**Stored data entries**:
══════════════════════════════
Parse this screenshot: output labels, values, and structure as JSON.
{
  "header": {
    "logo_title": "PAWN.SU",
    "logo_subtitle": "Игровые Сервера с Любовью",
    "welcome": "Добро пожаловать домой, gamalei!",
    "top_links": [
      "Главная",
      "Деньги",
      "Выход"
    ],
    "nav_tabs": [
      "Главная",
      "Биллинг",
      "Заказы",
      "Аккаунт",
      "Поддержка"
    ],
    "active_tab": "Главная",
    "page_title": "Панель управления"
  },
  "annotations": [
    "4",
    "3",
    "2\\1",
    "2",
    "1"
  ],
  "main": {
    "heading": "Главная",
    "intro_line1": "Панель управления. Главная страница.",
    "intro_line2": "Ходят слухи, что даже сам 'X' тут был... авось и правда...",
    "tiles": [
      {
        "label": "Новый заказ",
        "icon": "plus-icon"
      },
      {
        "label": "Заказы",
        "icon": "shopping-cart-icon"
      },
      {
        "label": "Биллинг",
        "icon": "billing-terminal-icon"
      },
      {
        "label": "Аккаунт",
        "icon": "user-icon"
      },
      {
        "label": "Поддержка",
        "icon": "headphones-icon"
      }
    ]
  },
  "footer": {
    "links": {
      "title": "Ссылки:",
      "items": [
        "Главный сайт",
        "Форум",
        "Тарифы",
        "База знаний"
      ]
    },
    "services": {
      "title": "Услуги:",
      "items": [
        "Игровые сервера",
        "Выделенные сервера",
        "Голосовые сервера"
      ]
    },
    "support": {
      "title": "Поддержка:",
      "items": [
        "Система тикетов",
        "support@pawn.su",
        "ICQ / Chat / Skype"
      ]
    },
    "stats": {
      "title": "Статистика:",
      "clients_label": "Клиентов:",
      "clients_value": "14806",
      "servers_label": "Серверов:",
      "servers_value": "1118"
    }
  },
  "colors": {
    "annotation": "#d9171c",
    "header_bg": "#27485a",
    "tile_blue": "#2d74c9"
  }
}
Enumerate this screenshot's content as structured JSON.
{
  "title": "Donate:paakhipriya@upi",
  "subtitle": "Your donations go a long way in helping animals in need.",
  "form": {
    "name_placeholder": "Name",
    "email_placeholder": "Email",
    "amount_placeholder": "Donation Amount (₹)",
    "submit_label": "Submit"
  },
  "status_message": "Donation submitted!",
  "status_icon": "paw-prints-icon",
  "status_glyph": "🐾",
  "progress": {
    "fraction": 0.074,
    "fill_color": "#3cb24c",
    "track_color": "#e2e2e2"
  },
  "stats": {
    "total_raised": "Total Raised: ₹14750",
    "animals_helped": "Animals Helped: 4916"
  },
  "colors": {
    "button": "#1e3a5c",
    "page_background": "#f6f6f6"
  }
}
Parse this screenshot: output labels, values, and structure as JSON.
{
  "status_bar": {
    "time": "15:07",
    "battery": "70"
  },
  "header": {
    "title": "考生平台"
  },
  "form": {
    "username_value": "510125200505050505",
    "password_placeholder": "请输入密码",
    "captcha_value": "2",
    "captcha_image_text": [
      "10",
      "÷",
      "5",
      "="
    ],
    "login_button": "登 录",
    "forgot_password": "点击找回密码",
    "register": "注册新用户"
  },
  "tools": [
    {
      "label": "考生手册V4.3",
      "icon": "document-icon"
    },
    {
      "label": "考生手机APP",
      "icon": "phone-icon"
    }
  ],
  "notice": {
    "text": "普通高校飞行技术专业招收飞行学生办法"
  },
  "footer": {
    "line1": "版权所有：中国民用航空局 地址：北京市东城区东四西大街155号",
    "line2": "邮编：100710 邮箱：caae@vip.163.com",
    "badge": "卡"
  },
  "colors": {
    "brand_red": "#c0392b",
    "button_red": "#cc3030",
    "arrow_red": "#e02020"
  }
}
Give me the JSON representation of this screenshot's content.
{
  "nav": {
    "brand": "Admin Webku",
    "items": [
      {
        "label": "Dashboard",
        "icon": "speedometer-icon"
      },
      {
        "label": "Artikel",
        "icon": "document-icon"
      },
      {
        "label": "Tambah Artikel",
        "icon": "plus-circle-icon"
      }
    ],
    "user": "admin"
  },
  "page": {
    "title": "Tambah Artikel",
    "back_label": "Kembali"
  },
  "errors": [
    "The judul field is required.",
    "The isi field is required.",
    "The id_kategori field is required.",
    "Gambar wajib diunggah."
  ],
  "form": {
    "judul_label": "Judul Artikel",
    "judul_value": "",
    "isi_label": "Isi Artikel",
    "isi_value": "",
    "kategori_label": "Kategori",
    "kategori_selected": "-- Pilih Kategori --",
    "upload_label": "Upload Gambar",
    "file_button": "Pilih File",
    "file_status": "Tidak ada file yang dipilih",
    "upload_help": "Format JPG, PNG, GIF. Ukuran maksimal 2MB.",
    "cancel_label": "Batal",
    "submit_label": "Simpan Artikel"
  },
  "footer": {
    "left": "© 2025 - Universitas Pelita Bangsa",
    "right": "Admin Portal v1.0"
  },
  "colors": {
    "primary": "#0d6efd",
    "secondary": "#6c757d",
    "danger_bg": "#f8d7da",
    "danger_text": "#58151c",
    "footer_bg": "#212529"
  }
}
══════════════════════════════
**EXERCISE OBJECTIVE**:
Copy the records above exactly as they appear.

**COMPLETE RESPONSE**:
Parse this screenshot: output labels, values, and structure as JSON.
{
  "header": {
    "logo_title": "PAWN.SU",
    "logo_subtitle": "Игровые Сервера с Любовью",
    "welcome": "Добро пожаловать домой, gamalei!",
    "top_links": [
      "Главная",
      "Деньги",
      "Выход"
    ],
    "nav_tabs": [
      "Главная",
      "Биллинг",
      "Заказы",
      "Аккаунт",
      "Поддержка"
    ],
    "active_tab": "Главная",
    "page_title": "Панель управления"
  },
  "annotations": [
    "4",
    "3",
    "2\\1",
    "2",
    "1"
  ],
  "main": {
    "heading": "Главная",
    "intro_line1": "Панель управления. Главная страница.",
    "intro_line2": "Ходят слухи, что даже сам 'X' тут был... авось и правда...",
    "tiles": [
      {
        "label": "Новый заказ",
        "icon": "plus-icon"
      },
      {
        "label": "Заказы",
        "icon": "shopping-cart-icon"
      },
      {
        "label": "Биллинг",
        "icon": "billing-terminal-icon"
      },
      {
        "label": "Аккаунт",
        "icon": "user-icon"
      },
      {
        "label": "Поддержка",
        "icon": "headphones-icon"
      }
    ]
  },
  "footer": {
    "links": {
      "title": "Ссылки:",
      "items": [
        "Главный сайт",
        "Форум",
        "Тарифы",
        "База знаний"
      ]
    },
    "services": {
      "title": "Услуги:",
      "items": [
        "Игровые сервера",
        "Выделенные сервера",
        "Голосовые сервера"
      ]
    },
    "support": {
      "title": "Поддержка:",
      "items": [
        "Система тикетов",
        "support@pawn.su",
        "ICQ / Chat / Skype"
      ]
    },
    "stats": {
      "title": "Статистика:",
      "clients_label": "Клиентов:",
      "clients_value": "14806",
      "servers_label": "Серверов:",
      "servers_value": "1118"
    }
  },
  "colors": {
    "annotation": "#d9171c",
    "header_bg": "#27485a",
    "tile_blue": "#2d74c9"
  }
}
Enumerate this screenshot's content as structured JSON.
{
  "title": "Donate:paakhipriya@upi",
  "subtitle": "Your donations go a long way in helping animals in need.",
  "form": {
    "name_placeholder": "Name",
    "email_placeholder": "Email",
    "amount_placeholder": "Donation Amount (₹)",
    "submit_label": "Submit"
  },
  "status_message": "Donation submitted!",
  "status_icon": "paw-prints-icon",
  "status_glyph": "🐾",
  "progress": {
    "fraction": 0.074,
    "fill_color": "#3cb24c",
    "track_color": "#e2e2e2"
  },
  "stats": {
    "total_raised": "Total Raised: ₹14750",
    "animals_helped": "Animals Helped: 4916"
  },
  "colors": {
    "button": "#1e3a5c",
    "page_background": "#f6f6f6"
  }
}
Parse this screenshot: output labels, values, and structure as JSON.
{
  "status_bar": {
    "time": "15:07",
    "battery": "70"
  },
  "header": {
    "title": "考生平台"
  },
  "form": {
    "username_value": "510125200505050505",
    "password_placeholder": "请输入密码",
    "captcha_value": "2",
    "captcha_image_text": [
      "10",
      "÷",
      "5",
      "="
    ],
    "login_button": "登 录",
    "forgot_password": "点击找回密码",
    "register": "注册新用户"
  },
  "tools": [
    {
      "label": "考生手册V4.3",
      "icon": "document-icon"
    },
    {
      "label": "考生手机APP",
      "icon": "phone-icon"
    }
  ],
  "notice": {
    "text": "普通高校飞行技术专业招收飞行学生办法"
  },
  "footer": {
    "line1": "版权所有：中国民用航空局 地址：北京市东城区东四西大街155号",
    "line2": "邮编：100710 邮箱：caae@vip.163.com",
    "badge": "卡"
  },
  "colors": {
    "brand_red": "#c0392b",
    "button_red": "#cc3030",
    "arrow_red": "#e02020"
  }
}
Give me the JSON representation of this screenshot's content.
{
  "nav": {
    "brand": "Admin Webku",
    "items": [
      {
        "label": "Dashboard",
        "icon": "speedometer-icon"
      },
      {
        "label": "Artikel",
        "icon": "document-icon"
      },
      {
        "label": "Tambah Artikel",
        "icon": "plus-circle-icon"
      }
    ],
    "user": "admin"
  },
  "page": {
    "title": "Tambah Artikel",
    "back_label": "Kembali"
  },
  "errors": [
    "The judul field is required.",
    "The isi field is required.",
    "The id_kategori field is required.",
    "Gambar wajib diunggah."
  ],
  "form": {
    "judul_label": "Judul Artikel",
    "judul_value": "",
    "isi_label": "Isi Artikel",
    "isi_value": "",
    "kategori_label": "Kategori",
    "kategori_selected": "-- Pilih Kategori --",
    "upload_label": "Upload Gambar",
    "file_button": "Pilih File",
    "file_status": "Tidak ada file yang dipilih",
    "upload_help": "Format JPG, PNG, GIF. Ukuran maksimal 2MB.",
    "cancel_label": "Batal",
    "submit_label": "Simpan Artikel"
  },
  "footer": {
    "left": "© 2025 - Universitas Pelita Bangsa",
    "right": "Admin Portal v1.0"
  },
  "colors": {
    "primary": "#0d6efd",
    "secondary": "#6c757d",
    "danger_bg": "#f8d7da",
    "danger_text": "#58151c",
    "footer_bg": "#212529"
  }
}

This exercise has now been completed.